- _Material to process_:
-- Start --

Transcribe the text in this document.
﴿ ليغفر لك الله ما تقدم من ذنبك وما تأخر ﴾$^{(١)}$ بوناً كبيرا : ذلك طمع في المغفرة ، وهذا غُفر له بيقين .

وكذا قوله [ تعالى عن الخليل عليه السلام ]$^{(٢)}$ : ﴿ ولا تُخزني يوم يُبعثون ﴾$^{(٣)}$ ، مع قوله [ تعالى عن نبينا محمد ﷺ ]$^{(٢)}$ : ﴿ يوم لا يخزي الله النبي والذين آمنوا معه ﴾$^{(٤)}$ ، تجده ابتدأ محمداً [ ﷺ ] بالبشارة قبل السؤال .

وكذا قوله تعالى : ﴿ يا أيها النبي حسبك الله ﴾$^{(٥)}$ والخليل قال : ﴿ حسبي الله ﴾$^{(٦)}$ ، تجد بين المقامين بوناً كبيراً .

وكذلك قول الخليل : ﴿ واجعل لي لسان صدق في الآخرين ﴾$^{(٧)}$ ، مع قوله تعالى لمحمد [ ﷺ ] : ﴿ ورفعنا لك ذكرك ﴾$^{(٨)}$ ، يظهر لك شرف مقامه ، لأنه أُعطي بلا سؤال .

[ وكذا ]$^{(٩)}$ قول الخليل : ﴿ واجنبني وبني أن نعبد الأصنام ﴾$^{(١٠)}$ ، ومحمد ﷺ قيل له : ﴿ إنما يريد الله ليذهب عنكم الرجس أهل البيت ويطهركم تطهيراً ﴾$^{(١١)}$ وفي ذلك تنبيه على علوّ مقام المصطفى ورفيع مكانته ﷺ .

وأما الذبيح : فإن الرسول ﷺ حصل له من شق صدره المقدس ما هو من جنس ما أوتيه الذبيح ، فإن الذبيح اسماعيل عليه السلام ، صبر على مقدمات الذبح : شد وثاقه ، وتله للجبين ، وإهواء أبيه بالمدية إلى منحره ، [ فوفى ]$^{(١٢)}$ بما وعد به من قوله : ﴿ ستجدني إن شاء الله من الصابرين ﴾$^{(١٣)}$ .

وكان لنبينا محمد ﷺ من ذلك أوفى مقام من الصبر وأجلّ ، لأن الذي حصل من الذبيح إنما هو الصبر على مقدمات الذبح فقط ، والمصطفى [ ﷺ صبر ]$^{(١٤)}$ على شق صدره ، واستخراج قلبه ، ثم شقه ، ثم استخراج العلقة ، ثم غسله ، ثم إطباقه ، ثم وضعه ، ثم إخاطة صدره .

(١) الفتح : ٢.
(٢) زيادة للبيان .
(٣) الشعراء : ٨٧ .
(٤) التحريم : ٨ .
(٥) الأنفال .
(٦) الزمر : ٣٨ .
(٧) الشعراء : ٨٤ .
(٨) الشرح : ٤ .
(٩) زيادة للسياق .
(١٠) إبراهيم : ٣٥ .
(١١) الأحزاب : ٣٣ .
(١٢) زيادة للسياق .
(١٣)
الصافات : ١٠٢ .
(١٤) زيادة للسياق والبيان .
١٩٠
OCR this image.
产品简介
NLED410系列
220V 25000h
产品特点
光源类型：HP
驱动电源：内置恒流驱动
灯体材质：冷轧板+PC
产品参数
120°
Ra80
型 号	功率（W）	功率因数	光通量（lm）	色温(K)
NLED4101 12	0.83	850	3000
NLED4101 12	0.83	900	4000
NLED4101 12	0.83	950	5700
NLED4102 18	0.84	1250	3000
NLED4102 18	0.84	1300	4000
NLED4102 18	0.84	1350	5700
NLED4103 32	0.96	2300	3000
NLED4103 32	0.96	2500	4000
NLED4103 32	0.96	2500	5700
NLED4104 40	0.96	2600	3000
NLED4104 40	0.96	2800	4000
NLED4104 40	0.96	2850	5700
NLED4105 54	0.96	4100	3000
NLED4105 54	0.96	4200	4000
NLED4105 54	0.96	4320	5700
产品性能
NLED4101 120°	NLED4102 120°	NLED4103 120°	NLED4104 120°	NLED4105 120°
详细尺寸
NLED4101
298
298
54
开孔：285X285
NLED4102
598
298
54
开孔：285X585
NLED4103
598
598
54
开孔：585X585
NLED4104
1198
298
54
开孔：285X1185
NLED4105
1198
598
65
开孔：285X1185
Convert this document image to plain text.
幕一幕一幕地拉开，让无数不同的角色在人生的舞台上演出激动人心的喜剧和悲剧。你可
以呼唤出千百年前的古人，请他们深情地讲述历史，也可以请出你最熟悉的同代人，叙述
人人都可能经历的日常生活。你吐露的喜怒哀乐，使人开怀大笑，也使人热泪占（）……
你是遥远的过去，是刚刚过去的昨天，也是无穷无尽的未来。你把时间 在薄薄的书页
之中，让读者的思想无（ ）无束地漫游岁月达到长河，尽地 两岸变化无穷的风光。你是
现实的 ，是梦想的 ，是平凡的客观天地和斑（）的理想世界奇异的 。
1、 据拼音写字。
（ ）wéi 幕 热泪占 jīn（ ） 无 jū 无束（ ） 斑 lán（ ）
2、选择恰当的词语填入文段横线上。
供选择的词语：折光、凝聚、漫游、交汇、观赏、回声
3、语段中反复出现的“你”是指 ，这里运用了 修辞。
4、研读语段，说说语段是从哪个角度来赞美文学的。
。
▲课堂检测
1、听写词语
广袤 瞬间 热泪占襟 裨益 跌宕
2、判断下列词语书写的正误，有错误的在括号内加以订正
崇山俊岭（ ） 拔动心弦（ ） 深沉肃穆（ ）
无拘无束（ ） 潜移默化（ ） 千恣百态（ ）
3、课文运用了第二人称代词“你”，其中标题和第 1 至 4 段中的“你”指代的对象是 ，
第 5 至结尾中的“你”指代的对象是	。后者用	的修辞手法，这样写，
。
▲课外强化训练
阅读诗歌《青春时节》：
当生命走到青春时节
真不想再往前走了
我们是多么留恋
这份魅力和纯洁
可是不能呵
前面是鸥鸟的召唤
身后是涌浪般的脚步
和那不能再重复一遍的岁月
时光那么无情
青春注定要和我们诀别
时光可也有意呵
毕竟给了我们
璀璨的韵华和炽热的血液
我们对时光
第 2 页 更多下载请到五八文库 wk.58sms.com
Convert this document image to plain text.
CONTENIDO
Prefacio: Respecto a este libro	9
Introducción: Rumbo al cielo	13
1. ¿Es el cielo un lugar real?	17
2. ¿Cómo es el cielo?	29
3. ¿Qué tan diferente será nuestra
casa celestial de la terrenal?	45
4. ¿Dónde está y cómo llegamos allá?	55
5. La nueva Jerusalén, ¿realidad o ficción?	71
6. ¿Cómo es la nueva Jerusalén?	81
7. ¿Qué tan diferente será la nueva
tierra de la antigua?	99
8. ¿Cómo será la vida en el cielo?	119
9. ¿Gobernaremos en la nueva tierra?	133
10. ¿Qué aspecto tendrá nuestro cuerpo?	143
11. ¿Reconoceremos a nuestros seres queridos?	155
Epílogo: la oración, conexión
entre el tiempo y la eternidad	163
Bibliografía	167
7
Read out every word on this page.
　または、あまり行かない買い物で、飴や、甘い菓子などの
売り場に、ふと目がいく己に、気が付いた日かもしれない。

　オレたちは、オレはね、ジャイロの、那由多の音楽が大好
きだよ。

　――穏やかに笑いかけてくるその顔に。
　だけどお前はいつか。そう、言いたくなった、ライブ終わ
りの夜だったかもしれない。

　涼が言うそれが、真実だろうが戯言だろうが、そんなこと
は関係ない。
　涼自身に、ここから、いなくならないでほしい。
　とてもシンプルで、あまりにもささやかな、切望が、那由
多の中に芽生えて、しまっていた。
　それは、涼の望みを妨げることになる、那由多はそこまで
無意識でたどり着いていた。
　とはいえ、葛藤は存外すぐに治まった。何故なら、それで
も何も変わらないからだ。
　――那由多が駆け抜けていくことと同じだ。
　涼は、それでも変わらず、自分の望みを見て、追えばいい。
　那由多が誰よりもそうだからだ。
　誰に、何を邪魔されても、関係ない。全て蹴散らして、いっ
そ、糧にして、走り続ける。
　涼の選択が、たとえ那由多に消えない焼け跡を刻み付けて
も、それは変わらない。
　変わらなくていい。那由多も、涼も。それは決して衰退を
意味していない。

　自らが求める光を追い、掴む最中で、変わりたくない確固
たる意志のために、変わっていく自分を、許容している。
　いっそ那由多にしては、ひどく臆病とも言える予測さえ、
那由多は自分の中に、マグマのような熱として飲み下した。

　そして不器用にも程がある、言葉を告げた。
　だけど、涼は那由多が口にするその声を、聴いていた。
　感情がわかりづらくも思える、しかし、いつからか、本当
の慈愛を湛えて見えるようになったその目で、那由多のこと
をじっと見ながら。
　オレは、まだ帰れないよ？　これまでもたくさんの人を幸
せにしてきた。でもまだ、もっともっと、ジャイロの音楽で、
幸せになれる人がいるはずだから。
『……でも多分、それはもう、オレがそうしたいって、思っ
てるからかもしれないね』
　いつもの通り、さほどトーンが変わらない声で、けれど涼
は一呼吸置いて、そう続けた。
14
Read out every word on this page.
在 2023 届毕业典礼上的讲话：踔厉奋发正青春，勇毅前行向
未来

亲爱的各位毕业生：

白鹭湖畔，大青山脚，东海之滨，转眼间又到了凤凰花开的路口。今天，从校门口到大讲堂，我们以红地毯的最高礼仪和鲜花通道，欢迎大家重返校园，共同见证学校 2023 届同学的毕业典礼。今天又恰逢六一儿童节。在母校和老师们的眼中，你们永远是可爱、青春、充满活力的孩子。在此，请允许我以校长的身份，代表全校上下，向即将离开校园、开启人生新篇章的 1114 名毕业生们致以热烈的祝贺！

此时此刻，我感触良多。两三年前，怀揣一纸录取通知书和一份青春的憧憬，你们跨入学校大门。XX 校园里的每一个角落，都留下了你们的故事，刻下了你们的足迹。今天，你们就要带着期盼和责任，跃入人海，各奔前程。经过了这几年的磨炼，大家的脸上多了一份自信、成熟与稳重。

-- End --

- _Task requirements_:
Pick out, from the lines above, every one that contains the string "النبي".

- _Task output_:
وكذا قوله [ تعالى عن الخليل عليه السلام ]$^{(٢)}$ : ﴿ ولا تُخزني يوم يُبعثون ﴾$^{(٣)}$ ، مع قوله [ تعالى عن نبينا محمد ﷺ ]$^{(٢)}$ : ﴿ يوم لا يخزي الله النبي والذين آمنوا معه ﴾$^{(٤)}$ ، تجده ابتدأ محمداً [ ﷺ ] بالبشارة قبل السؤال .
وكذا قوله تعالى : ﴿ يا أيها النبي حسبك الله ﴾$^{(٥)}$ والخليل قال : ﴿ حسبي الله ﴾$^{(٦)}$ ، تجد بين المقامين بوناً كبيراً .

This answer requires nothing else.